→ **Task**
Pull every line of the entries that has the word "władza".

--- Start of Rows ---

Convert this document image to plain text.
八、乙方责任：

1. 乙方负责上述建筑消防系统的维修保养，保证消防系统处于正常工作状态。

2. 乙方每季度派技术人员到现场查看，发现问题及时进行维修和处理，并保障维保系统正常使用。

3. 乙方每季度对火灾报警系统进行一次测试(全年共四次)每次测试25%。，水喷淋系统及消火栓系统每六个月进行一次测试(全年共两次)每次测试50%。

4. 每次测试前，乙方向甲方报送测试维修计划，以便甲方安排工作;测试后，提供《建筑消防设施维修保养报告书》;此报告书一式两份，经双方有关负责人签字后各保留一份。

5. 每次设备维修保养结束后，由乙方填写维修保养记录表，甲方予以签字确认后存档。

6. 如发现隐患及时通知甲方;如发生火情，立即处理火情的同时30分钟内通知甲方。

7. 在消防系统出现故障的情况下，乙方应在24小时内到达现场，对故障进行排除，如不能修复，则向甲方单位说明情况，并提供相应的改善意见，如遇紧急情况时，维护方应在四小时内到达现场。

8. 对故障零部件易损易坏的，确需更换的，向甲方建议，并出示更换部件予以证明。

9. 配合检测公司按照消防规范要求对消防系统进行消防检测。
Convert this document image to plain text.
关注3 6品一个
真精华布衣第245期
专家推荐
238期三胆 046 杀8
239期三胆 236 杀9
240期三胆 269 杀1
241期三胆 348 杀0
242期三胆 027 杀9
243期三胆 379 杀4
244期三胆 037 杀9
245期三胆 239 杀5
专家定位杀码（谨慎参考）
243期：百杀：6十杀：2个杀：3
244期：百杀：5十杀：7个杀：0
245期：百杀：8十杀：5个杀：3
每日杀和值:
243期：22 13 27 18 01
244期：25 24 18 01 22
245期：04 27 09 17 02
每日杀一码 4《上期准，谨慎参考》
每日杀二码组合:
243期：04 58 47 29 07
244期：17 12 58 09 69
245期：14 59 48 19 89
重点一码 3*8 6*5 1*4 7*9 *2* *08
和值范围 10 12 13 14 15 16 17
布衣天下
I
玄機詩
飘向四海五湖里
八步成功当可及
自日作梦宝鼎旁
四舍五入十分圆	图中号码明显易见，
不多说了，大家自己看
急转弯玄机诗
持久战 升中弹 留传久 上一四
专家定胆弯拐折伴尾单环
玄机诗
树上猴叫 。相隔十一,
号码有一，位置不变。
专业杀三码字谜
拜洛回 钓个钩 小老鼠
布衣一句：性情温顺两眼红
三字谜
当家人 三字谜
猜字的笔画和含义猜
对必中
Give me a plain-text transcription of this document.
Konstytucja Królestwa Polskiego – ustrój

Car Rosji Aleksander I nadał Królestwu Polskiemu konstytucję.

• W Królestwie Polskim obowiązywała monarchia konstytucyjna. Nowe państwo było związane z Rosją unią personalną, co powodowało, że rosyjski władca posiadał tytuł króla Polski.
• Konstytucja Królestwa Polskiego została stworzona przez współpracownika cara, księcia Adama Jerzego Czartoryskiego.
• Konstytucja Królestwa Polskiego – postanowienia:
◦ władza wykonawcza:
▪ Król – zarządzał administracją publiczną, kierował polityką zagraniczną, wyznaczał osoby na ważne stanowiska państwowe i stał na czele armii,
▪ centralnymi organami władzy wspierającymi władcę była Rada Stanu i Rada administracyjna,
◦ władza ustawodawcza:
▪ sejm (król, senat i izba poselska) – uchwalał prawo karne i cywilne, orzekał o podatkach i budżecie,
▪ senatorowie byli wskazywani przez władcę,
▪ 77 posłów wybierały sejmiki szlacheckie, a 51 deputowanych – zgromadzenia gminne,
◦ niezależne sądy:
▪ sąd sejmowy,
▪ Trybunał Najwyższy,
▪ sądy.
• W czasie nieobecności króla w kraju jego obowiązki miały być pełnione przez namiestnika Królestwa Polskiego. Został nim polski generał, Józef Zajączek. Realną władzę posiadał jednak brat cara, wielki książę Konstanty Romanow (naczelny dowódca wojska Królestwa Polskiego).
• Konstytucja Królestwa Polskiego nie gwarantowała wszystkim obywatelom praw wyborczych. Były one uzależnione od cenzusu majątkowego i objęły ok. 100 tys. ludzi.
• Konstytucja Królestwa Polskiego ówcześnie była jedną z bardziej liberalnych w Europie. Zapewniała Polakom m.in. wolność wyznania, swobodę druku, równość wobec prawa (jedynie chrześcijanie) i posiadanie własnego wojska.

--- End of Rows ---

→ **Result for this exercise**
◦ władza wykonawcza:
◦ władza ustawodawcza:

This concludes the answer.